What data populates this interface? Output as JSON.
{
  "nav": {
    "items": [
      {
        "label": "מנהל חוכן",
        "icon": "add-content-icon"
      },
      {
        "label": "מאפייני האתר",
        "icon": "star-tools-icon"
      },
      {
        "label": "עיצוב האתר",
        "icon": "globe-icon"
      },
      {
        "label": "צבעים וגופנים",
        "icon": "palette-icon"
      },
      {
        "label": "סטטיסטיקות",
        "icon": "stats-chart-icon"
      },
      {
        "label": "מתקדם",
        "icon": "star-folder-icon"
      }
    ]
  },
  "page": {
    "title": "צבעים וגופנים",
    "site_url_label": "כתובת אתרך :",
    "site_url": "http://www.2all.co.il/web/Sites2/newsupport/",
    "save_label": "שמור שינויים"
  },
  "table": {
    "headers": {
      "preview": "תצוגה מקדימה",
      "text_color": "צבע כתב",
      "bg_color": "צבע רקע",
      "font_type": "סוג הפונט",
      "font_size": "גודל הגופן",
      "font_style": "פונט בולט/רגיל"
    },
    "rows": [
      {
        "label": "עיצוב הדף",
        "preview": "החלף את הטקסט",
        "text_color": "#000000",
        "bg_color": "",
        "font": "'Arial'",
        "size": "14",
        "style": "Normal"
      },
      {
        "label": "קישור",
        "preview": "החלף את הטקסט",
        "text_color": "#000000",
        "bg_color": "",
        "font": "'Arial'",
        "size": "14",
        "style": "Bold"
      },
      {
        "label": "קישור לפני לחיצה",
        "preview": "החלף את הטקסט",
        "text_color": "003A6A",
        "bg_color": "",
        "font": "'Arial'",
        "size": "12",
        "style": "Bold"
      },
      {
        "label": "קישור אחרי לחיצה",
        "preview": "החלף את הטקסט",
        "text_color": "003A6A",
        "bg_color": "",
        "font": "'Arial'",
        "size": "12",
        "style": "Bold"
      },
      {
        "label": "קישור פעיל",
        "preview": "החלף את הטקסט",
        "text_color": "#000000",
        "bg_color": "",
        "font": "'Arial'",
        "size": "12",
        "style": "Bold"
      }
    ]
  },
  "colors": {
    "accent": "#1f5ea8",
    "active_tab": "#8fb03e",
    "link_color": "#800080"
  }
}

◆ Job
Copy out each line exactly.

◆ Output
What data populates this interface? Output as JSON.
{
  "nav": {
    "items": [
      {
        "label": "מנהל חוכן",
        "icon": "add-content-icon"
      },
      {
        "label": "מאפייני האתר",
        "icon": "star-tools-icon"
      },
      {
        "label": "עיצוב האתר",
        "icon": "globe-icon"
      },
      {
        "label": "צבעים וגופנים",
        "icon": "palette-icon"
      },
      {
        "label": "סטטיסטיקות",
        "icon": "stats-chart-icon"
      },
      {
        "label": "מתקדם",
        "icon": "star-folder-icon"
      }
    ]
  },
  "page": {
    "title": "צבעים וגופנים",
    "site_url_label": "כתובת אתרך :",
    "site_url": "http://www.2all.co.il/web/Sites2/newsupport/",
    "save_label": "שמור שינויים"
  },
  "table": {
    "headers": {
      "preview": "תצוגה מקדימה",
      "text_color": "צבע כתב",
      "bg_color": "צבע רקע",
      "font_type": "סוג הפונט",
      "font_size": "גודל הגופן",
      "font_style": "פונט בולט/רגיל"
    },
    "rows": [
      {
        "label": "עיצוב הדף",
        "preview": "החלף את הטקסט",
        "text_color": "#000000",
        "bg_color": "",
        "font": "'Arial'",
        "size": "14",
        "style": "Normal"
      },
      {
        "label": "קישור",
        "preview": "החלף את הטקסט",
        "text_color": "#000000",
        "bg_color": "",
        "font": "'Arial'",
        "size": "14",
        "style": "Bold"
      },
      {
        "label": "קישור לפני לחיצה",
        "preview": "החלף את הטקסט",
        "text_color": "003A6A",
        "bg_color": "",
        "font": "'Arial'",
        "size": "12",
        "style": "Bold"
      },
      {
        "label": "קישור אחרי לחיצה",
        "preview": "החלף את הטקסט",
        "text_color": "003A6A",
        "bg_color": "",
        "font": "'Arial'",
        "size": "12",
        "style": "Bold"
      },
      {
        "label": "קישור פעיל",
        "preview": "החלף את הטקסט",
        "text_color": "#000000",
        "bg_color": "",
        "font": "'Arial'",
        "size": "12",
        "style": "Bold"
      }
    ]
  },
  "colors": {
    "accent": "#1f5ea8",
    "active_tab": "#8fb03e",
    "link_color": "#800080"
  }
}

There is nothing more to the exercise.